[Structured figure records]
● ● ●
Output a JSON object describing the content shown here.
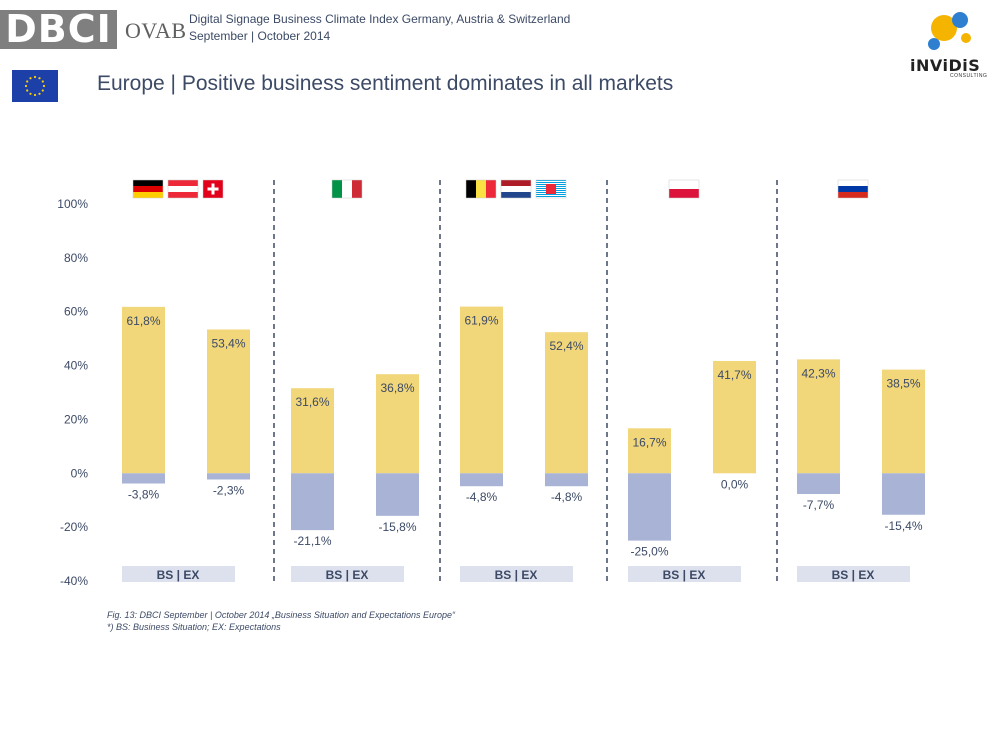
{
  "header": {
    "logo_text": "DBCI",
    "partner_logo": "OVAB",
    "line1": "Digital Signage Business Climate Index Germany, Austria & Switzerland",
    "line2": "September | October 2014",
    "consultant_logo": "iNViDiS",
    "consultant_sub": "CONSULTING"
  },
  "page_title": "Europe | Positive business sentiment dominates in all markets",
  "chart_data": {
    "type": "bar",
    "ylim": [
      -40,
      100
    ],
    "yticks": [
      100,
      80,
      60,
      40,
      20,
      0,
      -20,
      -40
    ],
    "ytick_suffix": "%",
    "positive_color": "#f1d67a",
    "negative_color": "#a8b3d6",
    "group_label": "BS   |   EX",
    "groups": [
      {
        "flags": [
          "germany",
          "austria",
          "switzerland"
        ],
        "bs_pos": "61,8%",
        "bs_neg": "-3,8%",
        "ex_pos": "53,4%",
        "ex_neg": "-2,3%",
        "values": {
          "bs_pos": 61.8,
          "bs_neg": -3.8,
          "ex_pos": 53.4,
          "ex_neg": -2.3
        }
      },
      {
        "flags": [
          "italy"
        ],
        "bs_pos": "31,6%",
        "bs_neg": "-21,1%",
        "ex_pos": "36,8%",
        "ex_neg": "-15,8%",
        "values": {
          "bs_pos": 31.6,
          "bs_neg": -21.1,
          "ex_pos": 36.8,
          "ex_neg": -15.8
        }
      },
      {
        "flags": [
          "belgium",
          "netherlands",
          "luxembourg"
        ],
        "bs_pos": "61,9%",
        "bs_neg": "-4,8%",
        "ex_pos": "52,4%",
        "ex_neg": "-4,8%",
        "values": {
          "bs_pos": 61.9,
          "bs_neg": -4.8,
          "ex_pos": 52.4,
          "ex_neg": -4.8
        }
      },
      {
        "flags": [
          "poland"
        ],
        "bs_pos": "16,7%",
        "bs_neg": "-25,0%",
        "ex_pos": "41,7%",
        "ex_neg": "0,0%",
        "values": {
          "bs_pos": 16.7,
          "bs_neg": -25.0,
          "ex_pos": 41.7,
          "ex_neg": 0.0
        }
      },
      {
        "flags": [
          "russia"
        ],
        "bs_pos": "42,3%",
        "bs_neg": "-7,7%",
        "ex_pos": "38,5%",
        "ex_neg": "-15,4%",
        "values": {
          "bs_pos": 42.3,
          "bs_neg": -7.7,
          "ex_pos": 38.5,
          "ex_neg": -15.4
        }
      }
    ]
  },
  "caption": {
    "line1": "Fig. 13: DBCI September | October 2014 „Business Situation and Expectations Europe“",
    "line2": "*) BS: Business Situation; EX: Expectations"
  }
}
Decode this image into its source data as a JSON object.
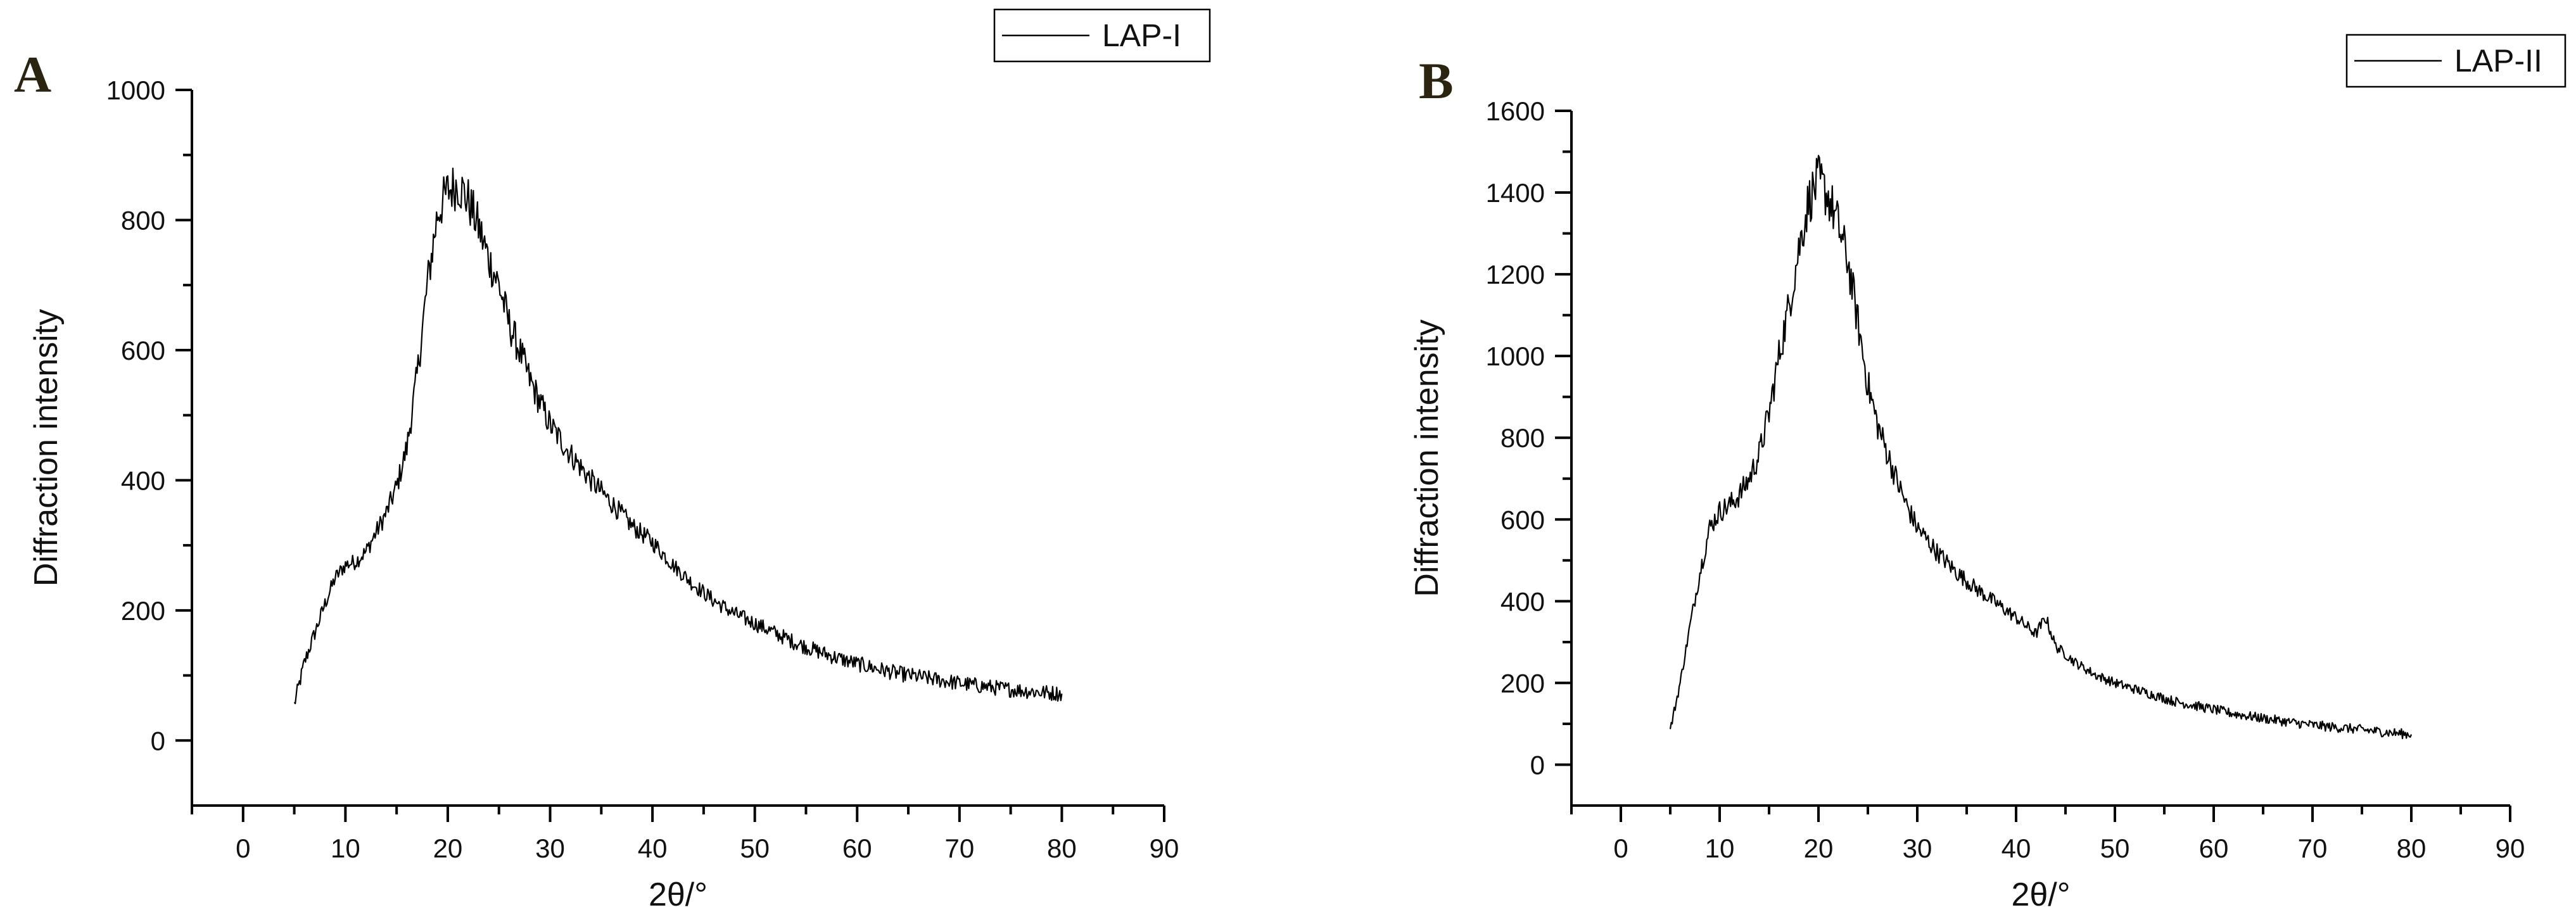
{
  "chart_data": [
    {
      "type": "line",
      "panel_label": "A",
      "legend": [
        "LAP-I"
      ],
      "legend_position": "top-right, outside plot",
      "xlabel": "2θ/°",
      "ylabel": "Diffraction intensity",
      "xlim": [
        -5,
        90
      ],
      "ylim": [
        -100,
        1000
      ],
      "xticks": [
        0,
        10,
        20,
        30,
        40,
        50,
        60,
        70,
        80,
        90
      ],
      "yticks": [
        0,
        200,
        400,
        600,
        800,
        1000
      ],
      "grid": false,
      "series": [
        {
          "name": "LAP-I",
          "color": "#000000",
          "x": [
            5,
            6,
            7,
            8,
            9,
            10,
            11,
            12,
            13,
            14,
            15,
            16,
            17,
            18,
            19,
            20,
            21,
            22,
            23,
            24,
            25,
            26,
            27,
            28,
            29,
            30,
            32,
            34,
            36,
            38,
            40,
            42,
            44,
            46,
            48,
            50,
            52,
            54,
            56,
            58,
            60,
            62,
            64,
            66,
            68,
            70,
            72,
            74,
            76,
            78,
            80
          ],
          "y": [
            55,
            120,
            165,
            210,
            250,
            270,
            275,
            290,
            320,
            350,
            390,
            450,
            560,
            700,
            810,
            845,
            855,
            830,
            790,
            740,
            700,
            640,
            600,
            555,
            520,
            485,
            440,
            400,
            365,
            330,
            305,
            270,
            240,
            215,
            195,
            180,
            165,
            150,
            138,
            127,
            118,
            110,
            103,
            98,
            93,
            88,
            84,
            80,
            77,
            74,
            72
          ]
        }
      ]
    },
    {
      "type": "line",
      "panel_label": "B",
      "legend": [
        "LAP-II"
      ],
      "legend_position": "top-right, outside plot",
      "xlabel": "2θ/°",
      "ylabel": "Diffraction intensity",
      "xlim": [
        -5,
        90
      ],
      "ylim": [
        -100,
        1600
      ],
      "xticks": [
        0,
        10,
        20,
        30,
        40,
        50,
        60,
        70,
        80,
        90
      ],
      "yticks": [
        0,
        200,
        400,
        600,
        800,
        1000,
        1200,
        1400,
        1600
      ],
      "grid": false,
      "series": [
        {
          "name": "LAP-II",
          "color": "#000000",
          "x": [
            5,
            6,
            7,
            8,
            9,
            10,
            11,
            12,
            13,
            14,
            15,
            16,
            17,
            18,
            19,
            20,
            21,
            22,
            23,
            24,
            25,
            26,
            27,
            28,
            29,
            30,
            32,
            34,
            36,
            38,
            40,
            42,
            43,
            44,
            46,
            48,
            50,
            52,
            54,
            56,
            58,
            60,
            62,
            64,
            66,
            68,
            70,
            72,
            74,
            76,
            78,
            80
          ],
          "y": [
            85,
            200,
            340,
            470,
            580,
            620,
            635,
            660,
            700,
            760,
            860,
            1000,
            1120,
            1260,
            1380,
            1430,
            1390,
            1320,
            1230,
            1080,
            930,
            830,
            760,
            690,
            630,
            580,
            520,
            470,
            430,
            395,
            360,
            320,
            360,
            290,
            250,
            220,
            200,
            185,
            170,
            155,
            145,
            135,
            125,
            117,
            110,
            103,
            97,
            92,
            88,
            83,
            78,
            74
          ]
        }
      ]
    }
  ]
}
● ● ●
→ **What to do**
Omit every image. Quote each record exactly.

→ **Task result**
Output a JSON object describing the content shown here.
{
  "header": {
    "logo_text": "DBCI",
    "partner_logo": "OVAB",
    "line1": "Digital Signage Business Climate Index Germany, Austria & Switzerland",
    "line2": "September | October 2014",
    "consultant_logo": "iNViDiS",
    "consultant_sub": "CONSULTING"
  },
  "page_title": "Europe | Positive business sentiment dominates in all markets",
  "chart_data": {
    "type": "bar",
    "ylim": [
      -40,
      100
    ],
    "yticks": [
      100,
      80,
      60,
      40,
      20,
      0,
      -20,
      -40
    ],
    "ytick_suffix": "%",
    "positive_color": "#f1d67a",
    "negative_color": "#a8b3d6",
    "group_label": "BS   |   EX",
    "groups": [
      {
        "flags": [
          "germany",
          "austria",
          "switzerland"
        ],
        "bs_pos": "61,8%",
        "bs_neg": "-3,8%",
        "ex_pos": "53,4%",
        "ex_neg": "-2,3%",
        "values": {
          "bs_pos": 61.8,
          "bs_neg": -3.8,
          "ex_pos": 53.4,
          "ex_neg": -2.3
        }
      },
      {
        "flags": [
          "italy"
        ],
        "bs_pos": "31,6%",
        "bs_neg": "-21,1%",
        "ex_pos": "36,8%",
        "ex_neg": "-15,8%",
        "values": {
          "bs_pos": 31.6,
          "bs_neg": -21.1,
          "ex_pos": 36.8,
          "ex_neg": -15.8
        }
      },
      {
        "flags": [
          "belgium",
          "netherlands",
          "luxembourg"
        ],
        "bs_pos": "61,9%",
        "bs_neg": "-4,8%",
        "ex_pos": "52,4%",
        "ex_neg": "-4,8%",
        "values": {
          "bs_pos": 61.9,
          "bs_neg": -4.8,
          "ex_pos": 52.4,
          "ex_neg": -4.8
        }
      },
      {
        "flags": [
          "poland"
        ],
        "bs_pos": "16,7%",
        "bs_neg": "-25,0%",
        "ex_pos": "41,7%",
        "ex_neg": "0,0%",
        "values": {
          "bs_pos": 16.7,
          "bs_neg": -25.0,
          "ex_pos": 41.7,
          "ex_neg": 0.0
        }
      },
      {
        "flags": [
          "russia"
        ],
        "bs_pos": "42,3%",
        "bs_neg": "-7,7%",
        "ex_pos": "38,5%",
        "ex_neg": "-15,4%",
        "values": {
          "bs_pos": 42.3,
          "bs_neg": -7.7,
          "ex_pos": 38.5,
          "ex_neg": -15.4
        }
      }
    ]
  },
  "caption": {
    "line1": "Fig. 13: DBCI September | October 2014 „Business Situation and Expectations Europe“",
    "line2": "*) BS: Business Situation; EX: Expectations"
  }
}
Decode this image into its source data as a JSON object.
{
  "chart_data": [
    {
      "type": "line",
      "panel_label": "A",
      "legend": [
        "LAP-I"
      ],
      "legend_position": "top-right, outside plot",
      "xlabel": "2θ/°",
      "ylabel": "Diffraction intensity",
      "xlim": [
        -5,
        90
      ],
      "ylim": [
        -100,
        1000
      ],
      "xticks": [
        0,
        10,
        20,
        30,
        40,
        50,
        60,
        70,
        80,
        90
      ],
      "yticks": [
        0,
        200,
        400,
        600,
        800,
        1000
      ],
      "grid": false,
      "series": [
        {
          "name": "LAP-I",
          "color": "#000000",
          "x": [
            5,
            6,
            7,
            8,
            9,
            10,
            11,
            12,
            13,
            14,
            15,
            16,
            17,
            18,
            19,
            20,
            21,
            22,
            23,
            24,
            25,
            26,
            27,
            28,
            29,
            30,
            32,
            34,
            36,
            38,
            40,
            42,
            44,
            46,
            48,
            50,
            52,
            54,
            56,
            58,
            60,
            62,
            64,
            66,
            68,
            70,
            72,
            74,
            76,
            78,
            80
          ],
          "y": [
            55,
            120,
            165,
            210,
            250,
            270,
            275,
            290,
            320,
            350,
            390,
            450,
            560,
            700,
            810,
            845,
            855,
            830,
            790,
            740,
            700,
            640,
            600,
            555,
            520,
            485,
            440,
            400,
            365,
            330,
            305,
            270,
            240,
            215,
            195,
            180,
            165,
            150,
            138,
            127,
            118,
            110,
            103,
            98,
            93,
            88,
            84,
            80,
            77,
            74,
            72
          ]
        }
      ]
    },
    {
      "type": "line",
      "panel_label": "B",
      "legend": [
        "LAP-II"
      ],
      "legend_position": "top-right, outside plot",
      "xlabel": "2θ/°",
      "ylabel": "Diffraction intensity",
      "xlim": [
        -5,
        90
      ],
      "ylim": [
        -100,
        1600
      ],
      "xticks": [
        0,
        10,
        20,
        30,
        40,
        50,
        60,
        70,
        80,
        90
      ],
      "yticks": [
        0,
        200,
        400,
        600,
        800,
        1000,
        1200,
        1400,
        1600
      ],
      "grid": false,
      "series": [
        {
          "name": "LAP-II",
          "color": "#000000",
          "x": [
            5,
            6,
            7,
            8,
            9,
            10,
            11,
            12,
            13,
            14,
            15,
            16,
            17,
            18,
            19,
            20,
            21,
            22,
            23,
            24,
            25,
            26,
            27,
            28,
            29,
            30,
            32,
            34,
            36,
            38,
            40,
            42,
            43,
            44,
            46,
            48,
            50,
            52,
            54,
            56,
            58,
            60,
            62,
            64,
            66,
            68,
            70,
            72,
            74,
            76,
            78,
            80
          ],
          "y": [
            85,
            200,
            340,
            470,
            580,
            620,
            635,
            660,
            700,
            760,
            860,
            1000,
            1120,
            1260,
            1380,
            1430,
            1390,
            1320,
            1230,
            1080,
            930,
            830,
            760,
            690,
            630,
            580,
            520,
            470,
            430,
            395,
            360,
            320,
            360,
            290,
            250,
            220,
            200,
            185,
            170,
            155,
            145,
            135,
            125,
            117,
            110,
            103,
            97,
            92,
            88,
            83,
            78,
            74
          ]
        }
      ]
    }
  ]
}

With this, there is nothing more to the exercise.